■ REQUEST ■
Read the lines below. Copy out any that hold the string "frites".

■ ENTRIES ■
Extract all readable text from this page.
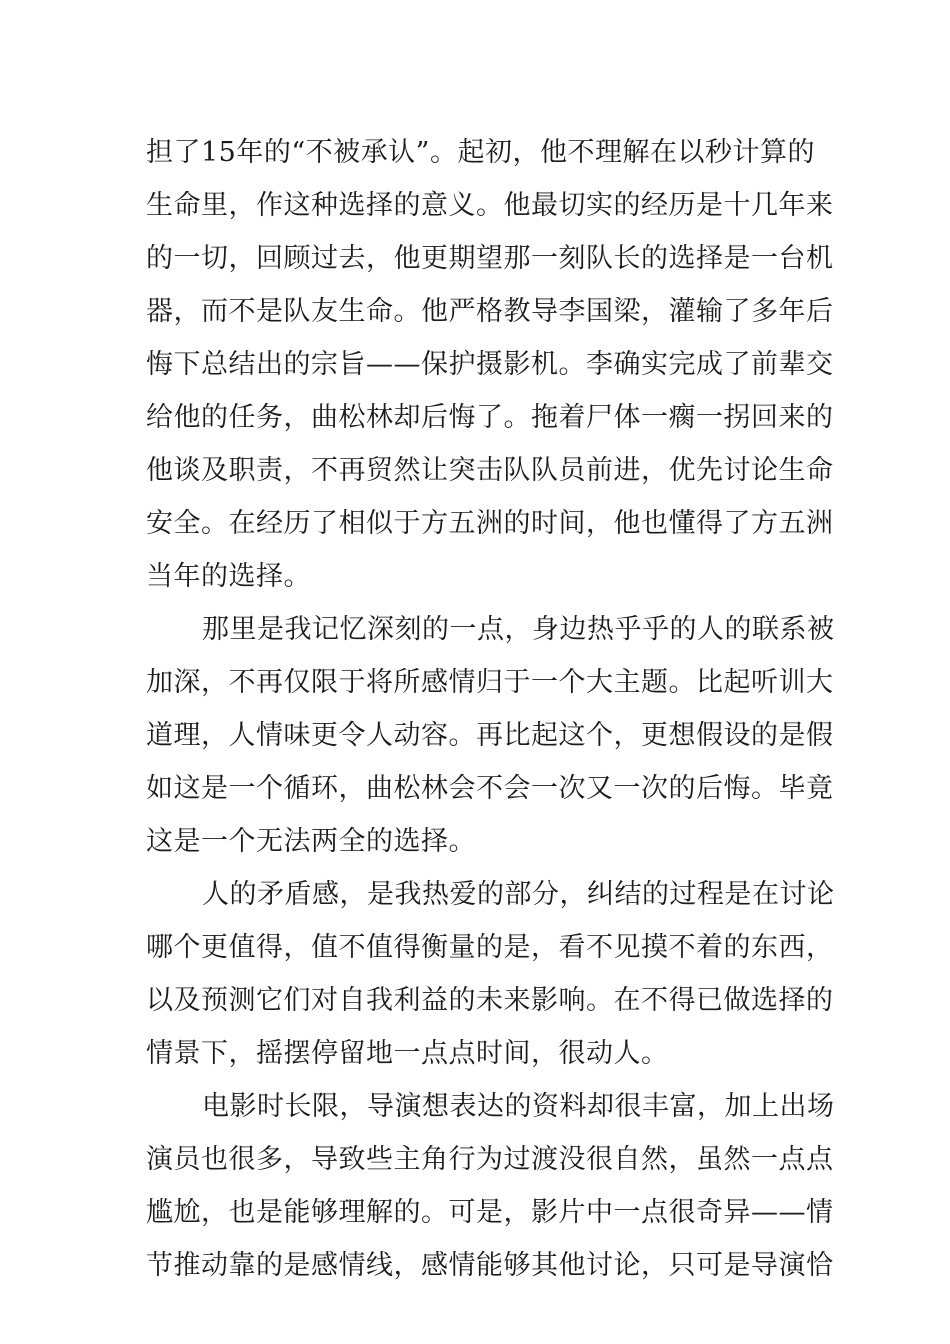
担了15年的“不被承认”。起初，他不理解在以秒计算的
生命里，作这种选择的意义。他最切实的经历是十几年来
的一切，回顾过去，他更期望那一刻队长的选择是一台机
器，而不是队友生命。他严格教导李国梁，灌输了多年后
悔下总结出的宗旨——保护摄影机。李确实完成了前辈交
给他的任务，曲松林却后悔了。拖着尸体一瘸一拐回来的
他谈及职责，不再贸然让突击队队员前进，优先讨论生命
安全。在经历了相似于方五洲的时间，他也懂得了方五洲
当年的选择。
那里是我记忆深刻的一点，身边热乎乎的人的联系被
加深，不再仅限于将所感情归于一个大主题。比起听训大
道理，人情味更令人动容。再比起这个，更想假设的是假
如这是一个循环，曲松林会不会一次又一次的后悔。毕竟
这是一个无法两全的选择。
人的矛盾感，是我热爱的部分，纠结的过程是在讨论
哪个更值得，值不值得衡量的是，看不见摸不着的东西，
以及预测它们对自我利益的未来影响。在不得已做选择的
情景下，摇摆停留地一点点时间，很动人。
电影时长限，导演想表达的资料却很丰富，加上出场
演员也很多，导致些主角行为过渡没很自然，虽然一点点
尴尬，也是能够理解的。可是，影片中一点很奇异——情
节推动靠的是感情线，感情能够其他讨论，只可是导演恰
* * *
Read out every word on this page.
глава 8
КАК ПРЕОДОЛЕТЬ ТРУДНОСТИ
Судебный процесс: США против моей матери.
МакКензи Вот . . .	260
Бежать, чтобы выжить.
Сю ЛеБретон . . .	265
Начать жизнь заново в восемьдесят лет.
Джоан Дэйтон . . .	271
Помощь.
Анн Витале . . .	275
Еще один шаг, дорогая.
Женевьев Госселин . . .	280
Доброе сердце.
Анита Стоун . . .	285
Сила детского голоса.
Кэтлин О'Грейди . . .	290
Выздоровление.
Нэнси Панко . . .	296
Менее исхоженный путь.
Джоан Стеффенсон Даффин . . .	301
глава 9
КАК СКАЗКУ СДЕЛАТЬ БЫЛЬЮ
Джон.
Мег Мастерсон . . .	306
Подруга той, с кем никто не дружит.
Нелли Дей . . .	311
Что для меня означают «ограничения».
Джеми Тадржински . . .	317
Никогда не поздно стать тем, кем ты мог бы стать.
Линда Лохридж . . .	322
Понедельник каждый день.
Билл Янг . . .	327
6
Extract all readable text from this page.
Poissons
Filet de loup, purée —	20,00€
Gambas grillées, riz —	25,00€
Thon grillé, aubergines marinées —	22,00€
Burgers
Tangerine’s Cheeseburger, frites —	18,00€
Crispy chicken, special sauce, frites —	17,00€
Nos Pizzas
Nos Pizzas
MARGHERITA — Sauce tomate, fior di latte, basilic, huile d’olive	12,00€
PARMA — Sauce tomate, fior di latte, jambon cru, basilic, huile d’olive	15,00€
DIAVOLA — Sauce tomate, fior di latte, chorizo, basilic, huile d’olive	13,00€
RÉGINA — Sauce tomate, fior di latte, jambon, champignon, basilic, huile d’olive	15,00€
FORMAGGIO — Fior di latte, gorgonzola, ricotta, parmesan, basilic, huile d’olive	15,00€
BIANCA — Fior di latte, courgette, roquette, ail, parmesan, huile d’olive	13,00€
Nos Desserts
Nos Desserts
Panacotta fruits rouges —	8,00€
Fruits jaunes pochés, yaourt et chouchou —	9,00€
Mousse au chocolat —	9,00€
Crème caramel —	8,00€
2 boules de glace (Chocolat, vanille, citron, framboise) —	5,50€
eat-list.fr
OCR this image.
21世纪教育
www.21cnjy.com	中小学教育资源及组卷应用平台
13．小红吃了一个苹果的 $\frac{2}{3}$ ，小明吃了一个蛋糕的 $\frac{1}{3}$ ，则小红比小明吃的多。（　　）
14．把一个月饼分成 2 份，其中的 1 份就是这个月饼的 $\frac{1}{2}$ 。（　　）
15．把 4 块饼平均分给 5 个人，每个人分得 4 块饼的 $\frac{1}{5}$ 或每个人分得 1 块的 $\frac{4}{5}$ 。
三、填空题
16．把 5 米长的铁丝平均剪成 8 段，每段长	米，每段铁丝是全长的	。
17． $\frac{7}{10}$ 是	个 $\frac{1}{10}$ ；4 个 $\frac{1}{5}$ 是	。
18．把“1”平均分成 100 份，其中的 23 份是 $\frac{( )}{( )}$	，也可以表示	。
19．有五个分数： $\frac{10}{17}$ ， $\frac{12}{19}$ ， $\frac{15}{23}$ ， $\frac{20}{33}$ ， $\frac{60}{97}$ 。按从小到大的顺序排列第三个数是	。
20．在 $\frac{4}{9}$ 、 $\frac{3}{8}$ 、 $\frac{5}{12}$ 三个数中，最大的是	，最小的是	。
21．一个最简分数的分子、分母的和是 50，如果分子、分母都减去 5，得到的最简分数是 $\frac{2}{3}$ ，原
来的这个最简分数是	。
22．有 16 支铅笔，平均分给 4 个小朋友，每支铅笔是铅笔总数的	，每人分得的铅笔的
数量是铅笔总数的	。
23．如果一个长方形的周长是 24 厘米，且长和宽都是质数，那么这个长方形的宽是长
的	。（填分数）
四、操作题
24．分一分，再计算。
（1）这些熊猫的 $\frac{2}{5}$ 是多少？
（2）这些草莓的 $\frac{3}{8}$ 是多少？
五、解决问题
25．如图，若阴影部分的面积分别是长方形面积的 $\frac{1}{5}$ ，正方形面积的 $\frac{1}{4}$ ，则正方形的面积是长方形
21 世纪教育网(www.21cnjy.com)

■ EXERCISE RESPONSE ■
Tangerine’s Cheeseburger, frites —	18,00€
Crispy chicken, special sauce, frites —	17,00€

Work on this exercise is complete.